DESCRIPTION OF THE TASK: Reproduce every line in the listing that contains the word "color".
* * * * * * *
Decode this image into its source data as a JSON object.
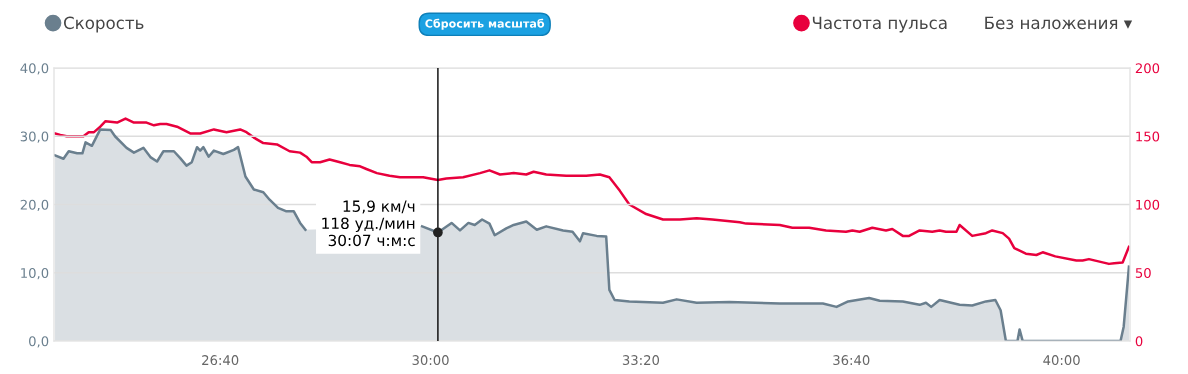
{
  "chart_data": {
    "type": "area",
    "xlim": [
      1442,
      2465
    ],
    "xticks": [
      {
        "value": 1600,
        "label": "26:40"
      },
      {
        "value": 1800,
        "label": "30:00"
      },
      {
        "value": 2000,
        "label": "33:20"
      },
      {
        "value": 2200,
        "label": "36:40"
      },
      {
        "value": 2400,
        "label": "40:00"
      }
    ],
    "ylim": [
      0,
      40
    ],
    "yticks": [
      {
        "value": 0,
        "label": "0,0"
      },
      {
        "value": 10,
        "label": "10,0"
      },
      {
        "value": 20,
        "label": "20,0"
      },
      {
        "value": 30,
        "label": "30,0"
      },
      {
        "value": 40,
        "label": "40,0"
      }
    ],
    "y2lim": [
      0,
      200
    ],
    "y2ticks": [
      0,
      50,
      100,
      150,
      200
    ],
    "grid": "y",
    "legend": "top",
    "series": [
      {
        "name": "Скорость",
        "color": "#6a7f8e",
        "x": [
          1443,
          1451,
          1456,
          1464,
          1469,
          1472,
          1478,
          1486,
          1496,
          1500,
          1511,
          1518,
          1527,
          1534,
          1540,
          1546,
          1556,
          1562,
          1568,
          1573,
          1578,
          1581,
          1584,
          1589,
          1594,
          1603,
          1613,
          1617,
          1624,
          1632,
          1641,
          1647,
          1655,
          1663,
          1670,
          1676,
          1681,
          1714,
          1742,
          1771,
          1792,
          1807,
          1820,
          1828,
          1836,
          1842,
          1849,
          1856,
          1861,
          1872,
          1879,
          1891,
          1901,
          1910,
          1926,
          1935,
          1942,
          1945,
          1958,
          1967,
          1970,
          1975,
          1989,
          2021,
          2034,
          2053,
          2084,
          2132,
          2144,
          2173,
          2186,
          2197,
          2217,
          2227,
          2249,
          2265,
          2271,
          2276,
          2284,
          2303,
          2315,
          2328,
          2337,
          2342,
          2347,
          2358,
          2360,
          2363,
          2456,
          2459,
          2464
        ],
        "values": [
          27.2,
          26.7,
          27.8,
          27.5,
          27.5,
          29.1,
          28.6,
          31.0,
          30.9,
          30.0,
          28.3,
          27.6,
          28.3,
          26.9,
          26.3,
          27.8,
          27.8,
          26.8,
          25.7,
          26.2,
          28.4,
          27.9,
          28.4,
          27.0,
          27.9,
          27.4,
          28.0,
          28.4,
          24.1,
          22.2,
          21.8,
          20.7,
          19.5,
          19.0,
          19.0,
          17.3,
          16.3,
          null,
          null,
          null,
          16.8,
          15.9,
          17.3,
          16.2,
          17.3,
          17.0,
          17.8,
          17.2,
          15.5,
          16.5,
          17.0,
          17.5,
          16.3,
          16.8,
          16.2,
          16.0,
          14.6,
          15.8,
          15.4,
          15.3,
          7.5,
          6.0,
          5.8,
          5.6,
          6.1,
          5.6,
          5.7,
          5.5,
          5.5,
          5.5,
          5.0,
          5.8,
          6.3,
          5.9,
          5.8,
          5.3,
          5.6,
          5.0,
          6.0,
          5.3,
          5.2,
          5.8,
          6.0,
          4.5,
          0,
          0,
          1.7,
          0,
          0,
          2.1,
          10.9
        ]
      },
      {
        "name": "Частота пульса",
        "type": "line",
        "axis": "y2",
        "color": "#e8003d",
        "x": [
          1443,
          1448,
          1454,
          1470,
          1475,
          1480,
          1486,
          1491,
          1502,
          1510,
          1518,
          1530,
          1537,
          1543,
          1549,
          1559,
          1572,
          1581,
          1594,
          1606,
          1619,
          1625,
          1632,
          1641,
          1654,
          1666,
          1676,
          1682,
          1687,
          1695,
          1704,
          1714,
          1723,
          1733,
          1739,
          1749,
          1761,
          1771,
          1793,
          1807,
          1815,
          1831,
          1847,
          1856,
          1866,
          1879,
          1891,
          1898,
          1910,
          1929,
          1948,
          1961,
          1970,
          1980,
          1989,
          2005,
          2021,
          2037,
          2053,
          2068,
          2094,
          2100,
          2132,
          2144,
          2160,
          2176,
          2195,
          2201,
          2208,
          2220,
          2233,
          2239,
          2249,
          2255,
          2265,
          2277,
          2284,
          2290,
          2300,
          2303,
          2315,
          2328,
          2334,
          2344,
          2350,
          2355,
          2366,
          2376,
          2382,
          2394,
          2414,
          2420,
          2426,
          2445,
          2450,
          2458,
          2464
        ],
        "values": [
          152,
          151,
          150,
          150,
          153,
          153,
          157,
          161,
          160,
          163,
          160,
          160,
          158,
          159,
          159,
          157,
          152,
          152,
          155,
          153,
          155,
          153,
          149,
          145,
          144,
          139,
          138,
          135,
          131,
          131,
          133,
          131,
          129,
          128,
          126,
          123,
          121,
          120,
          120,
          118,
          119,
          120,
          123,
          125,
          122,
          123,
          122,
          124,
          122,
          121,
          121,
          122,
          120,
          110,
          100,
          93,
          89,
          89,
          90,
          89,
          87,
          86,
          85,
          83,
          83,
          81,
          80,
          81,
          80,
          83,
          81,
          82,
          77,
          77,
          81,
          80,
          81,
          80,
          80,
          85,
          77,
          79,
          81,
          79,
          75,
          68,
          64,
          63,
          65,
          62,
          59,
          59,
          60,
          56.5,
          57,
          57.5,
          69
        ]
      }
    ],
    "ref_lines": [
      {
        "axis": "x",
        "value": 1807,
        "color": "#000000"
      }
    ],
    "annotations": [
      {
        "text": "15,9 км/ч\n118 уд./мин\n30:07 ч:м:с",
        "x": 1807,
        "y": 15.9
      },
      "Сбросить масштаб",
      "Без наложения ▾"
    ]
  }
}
* * * * * * *
IN RESPONSE:
        "color": "#6a7f8e",
        "color": "#e8003d",
        "color": "#000000"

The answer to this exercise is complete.